SELECTED EXCERPT ▸

-.-.-

🔍 Repository for "How Low Can You Go? The Data-Light SE Challenge"

📄 Summary

This repository contains the code, scripts, and data used to reproduce the results from our paper:

"How Low Can You Go? The Data-Light SE Challenge"
_Submitted to FSE 2026

We present the BINGO effect, a prevalent data compression phenomenon in software engineering (SE) optimization. Leveraging this, we show that simple optimizers—RANDOM, LITE, LINE—perform on par with the state-of-the-art optimizers, while running up to 10,000× faster.

🧪 Experimental Setup

All experiments were run on a 4-core Linux (Ubuntu 24.04) system (1.30GHz, 16GB RAM, no GPU).

Configuration

Datasets: 39 MOOT tasks in data/moot/
Repeats: 20 runs per optimizer
Budgets: {6, 12, 18, 24, 50, 100, 200}
Optimizers: DEHB, SMAC, NSGAIII, TPE, LITE, LINE, RANDOM
Evaluation:
- Effectiveness/ Benefit: distance-to-heaven (multi-objective)

-.-.-

EXERCISES TO COMPLETE ▸
A. Print the portion of the repository summary starting at "We present the" and ending at "to 10,000× faster.".
B. Carry on the repository summary from its final line.

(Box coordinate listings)
-.-.-

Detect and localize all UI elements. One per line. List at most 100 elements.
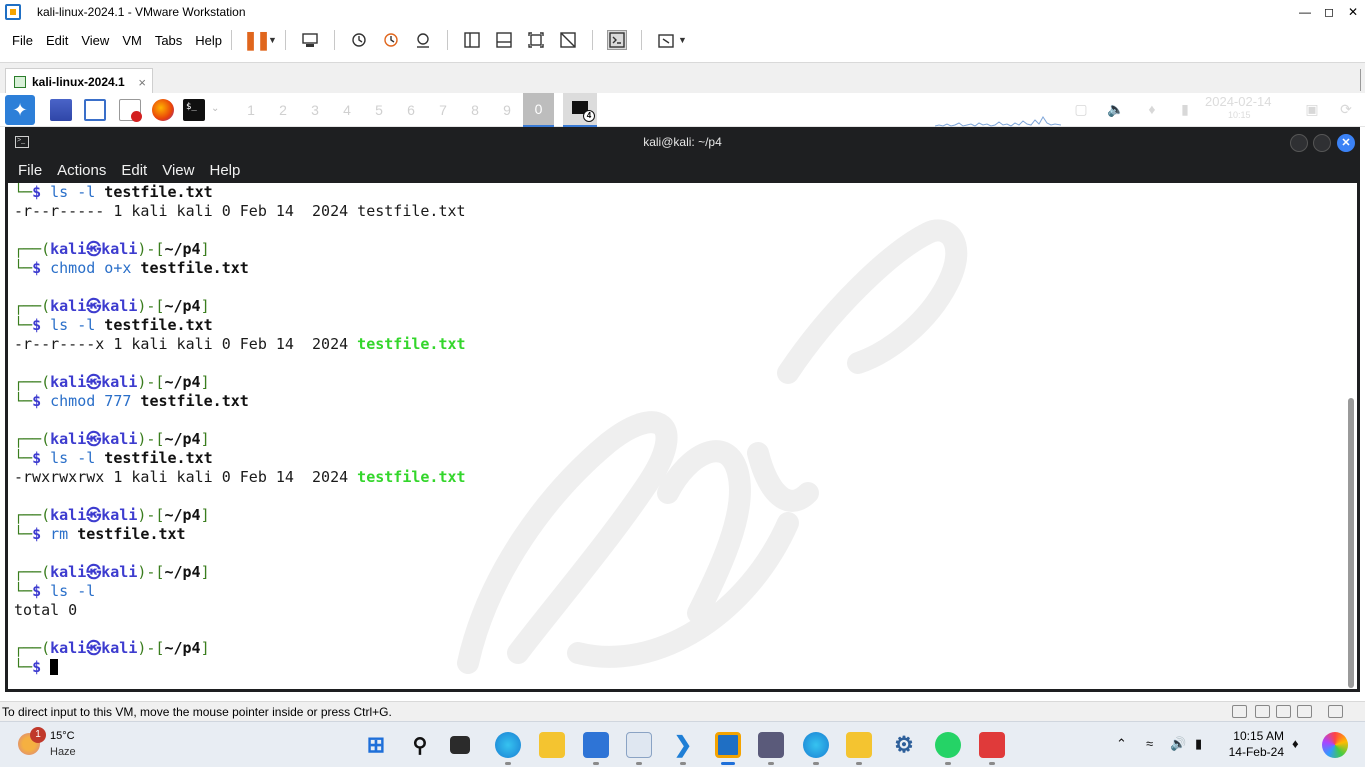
minimize-icon[interactable] xyxy=(1290,134,1308,152)
prompt-bracket: ] xyxy=(200,297,210,315)
volume-icon[interactable]: 🔈 xyxy=(1107,101,1125,119)
close-icon[interactable]: ✕ xyxy=(1337,134,1355,152)
vm-tab[interactable]: kali-linux-2024.1 × xyxy=(5,68,153,95)
wifi-icon[interactable]: ≈ xyxy=(1146,736,1153,751)
network-adapter-icon[interactable] xyxy=(1255,705,1270,718)
workspace-6[interactable]: 6 xyxy=(403,102,419,118)
toolbar-divider xyxy=(333,30,335,50)
chevron-down-icon[interactable]: ▼ xyxy=(268,35,277,45)
panel-date[interactable]: 2024-02-14 xyxy=(1205,94,1272,109)
prompt-corner: └─ xyxy=(14,582,33,600)
tab-close-icon[interactable]: × xyxy=(138,75,146,90)
vmware-titlebar: kali-linux-2024.1 - VMware Workstation —… xyxy=(0,0,1365,24)
pause-icon[interactable]: ❚❚ xyxy=(243,30,271,50)
chevron-down-icon[interactable]: ⌄ xyxy=(211,103,219,114)
lock-icon[interactable]: ▣ xyxy=(1303,101,1321,119)
menu-help[interactable]: Help xyxy=(195,33,222,48)
terminal-line: └─$ rm testfile.txt xyxy=(14,525,466,544)
snapshot-icon[interactable] xyxy=(349,30,369,50)
stretch-guest-icon[interactable] xyxy=(656,30,676,50)
store-icon[interactable] xyxy=(583,732,609,758)
search-icon[interactable]: ⚲ xyxy=(407,732,433,758)
send-ctrl-alt-del-icon[interactable] xyxy=(300,30,320,50)
terminal-output[interactable]: └─$ ls -l testfile.txt -r--r----- 1 kali … xyxy=(5,183,1360,692)
notification-bell-icon[interactable]: ♦ xyxy=(1292,736,1299,751)
workspace-8[interactable]: 8 xyxy=(467,102,483,118)
full-screen-icon[interactable] xyxy=(526,30,546,50)
terminal-menu-edit[interactable]: Edit xyxy=(121,162,147,179)
file-manager-icon[interactable] xyxy=(84,99,106,121)
sidebar-toggle-icon[interactable] xyxy=(462,30,482,50)
vmware-icon[interactable] xyxy=(715,732,741,758)
menu-tabs[interactable]: Tabs xyxy=(155,33,182,48)
taskbar-terminal-window[interactable]: 4 xyxy=(563,93,597,127)
command-argument: testfile.txt xyxy=(95,316,213,334)
menu-edit[interactable]: Edit xyxy=(46,33,68,48)
snapshot-manager-icon[interactable] xyxy=(413,30,433,50)
workspace-active[interactable]: 0 xyxy=(523,93,554,127)
clock-time[interactable]: 10:15 AM xyxy=(1228,729,1284,743)
panel-time[interactable]: 10:15 xyxy=(1228,110,1251,120)
start-icon[interactable]: ⊞ xyxy=(363,732,389,758)
vscode-icon[interactable]: ❯ xyxy=(670,732,696,758)
hard-disk-icon[interactable] xyxy=(1232,705,1247,718)
terminal-launcher-icon[interactable]: $_ xyxy=(183,99,205,121)
chevron-up-icon[interactable]: ⌃ xyxy=(1116,736,1127,752)
close-icon[interactable]: ✕ xyxy=(1341,0,1365,24)
chevron-down-icon[interactable]: ▼ xyxy=(678,35,687,45)
file-explorer-icon[interactable] xyxy=(539,732,565,758)
edge-profile-icon[interactable] xyxy=(803,732,829,758)
display-icon[interactable]: ▢ xyxy=(1072,101,1090,119)
weather-temperature[interactable]: 15°C xyxy=(50,730,75,742)
printer-icon[interactable] xyxy=(1297,705,1312,718)
settings-gear-icon[interactable]: ⚙ xyxy=(891,732,917,758)
thumbnail-bar-icon[interactable] xyxy=(494,30,514,50)
command-argument: testfile.txt xyxy=(131,392,249,410)
photos-icon[interactable] xyxy=(626,732,652,758)
minimize-icon[interactable]: — xyxy=(1293,0,1317,24)
sound-card-icon[interactable] xyxy=(1276,705,1291,718)
workspace-9[interactable]: 9 xyxy=(499,102,515,118)
workspace-7[interactable]: 7 xyxy=(435,102,451,118)
battery-icon[interactable]: ▮ xyxy=(1195,736,1202,752)
terminal-menu-file[interactable]: File xyxy=(18,162,42,179)
maximize-icon[interactable] xyxy=(1313,134,1331,152)
prompt-bracket: ] xyxy=(200,373,210,391)
maximize-icon[interactable]: ◻ xyxy=(1317,0,1341,24)
logout-icon[interactable]: ⟳ xyxy=(1337,101,1355,119)
console-view-icon[interactable] xyxy=(606,30,627,50)
unity-mode-icon[interactable] xyxy=(558,30,578,50)
workspace-1[interactable]: 1 xyxy=(243,102,259,118)
weather-condition[interactable]: Haze xyxy=(50,746,76,758)
workspace-2[interactable]: 2 xyxy=(275,102,291,118)
paint-icon[interactable] xyxy=(758,732,784,758)
workspace-3[interactable]: 3 xyxy=(307,102,323,118)
revert-snapshot-icon[interactable] xyxy=(381,30,401,50)
show-desktop-icon[interactable] xyxy=(50,99,72,121)
edge-icon[interactable] xyxy=(495,732,521,758)
terminal-menu-help[interactable]: Help xyxy=(209,162,240,179)
command-text: chmod 777 xyxy=(41,392,132,410)
notification-bell-icon[interactable]: ♦ xyxy=(1143,101,1161,119)
workspace-5[interactable]: 5 xyxy=(371,102,387,118)
menu-view[interactable]: View xyxy=(81,33,109,48)
terminal-menu-actions[interactable]: Actions xyxy=(57,162,106,179)
battery-icon[interactable]: ▮ xyxy=(1176,101,1194,119)
terminal-menu-view[interactable]: View xyxy=(162,162,194,179)
firefox-icon[interactable] xyxy=(152,99,174,121)
search-files-icon[interactable] xyxy=(846,732,872,758)
task-view-icon[interactable] xyxy=(450,736,470,754)
menu-vm[interactable]: VM xyxy=(122,33,142,48)
volume-icon[interactable]: 🔊 xyxy=(1170,736,1186,752)
terminal-scrollbar[interactable] xyxy=(1348,398,1354,688)
message-log-icon[interactable] xyxy=(1328,705,1343,718)
copilot-icon[interactable] xyxy=(1322,732,1348,758)
whatsapp-icon[interactable] xyxy=(935,732,961,758)
workspace-4[interactable]: 4 xyxy=(339,102,355,118)
anydesk-icon[interactable] xyxy=(979,732,1005,758)
clock-date[interactable]: 14-Feb-24 xyxy=(1228,745,1284,759)
kali-menu-icon[interactable]: ✦ xyxy=(5,95,35,125)
running-indicator xyxy=(813,762,819,765)
command-text: ls -l xyxy=(41,582,96,600)
menu-file[interactable]: File xyxy=(12,33,33,48)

-.-.-

EXPECTED ANSWERS ▸
A.
We present the BINGO effect, a prevalent data compression phenomenon in software engineering (SE) optimization. Leveraging this, we show that simple optimizers—RANDOM, LITE, LINE—perform on par with the state-of-the-art optimizers, while running up to 10,000× faster.

B.
- Cost: no. of accessed labels, wall-clock time

📊 Reproducing the Results (Table 4, Figures 4 & 5)

These instructions reproduce all core results from the paper, including Table 4, Figure 4, and Figure 5.

All experiments were run using Python 3.13.

➤ Step 1: Install Dependencies

pip install -r requirements.txt

➤ Step 2: Generate Table 4

cd experiments/LUA_run_all/
make comparez
make report

The output will be saved to:

results/optimization_performance/report.csv

➤ Step 3: Generate Figure 4 (%Best vs. Label Budget)

cd experiments/
python3 optim_performance_comp.py

➤ Step 4: Generate Figure 5 (Runtime Comparison)

cd experiments/
python3 performance_box.py

🧪 Optional: Re-run Optimizers

We include precomputed results for DEHB, SMAC, NSGAIII, TPE, and LITE to save time. To regenerate:

# A. Remove existing results
rm -rf results  #removes all results

# B. Generate commands
make generate-commands NAME=Active_Learning   # This is LITE or use NAME=DEHB or SMAC or TPE or NSGAIII

# C. Run the optimizer
cd experiments/
./commands.sh

📦 Repository Structure

.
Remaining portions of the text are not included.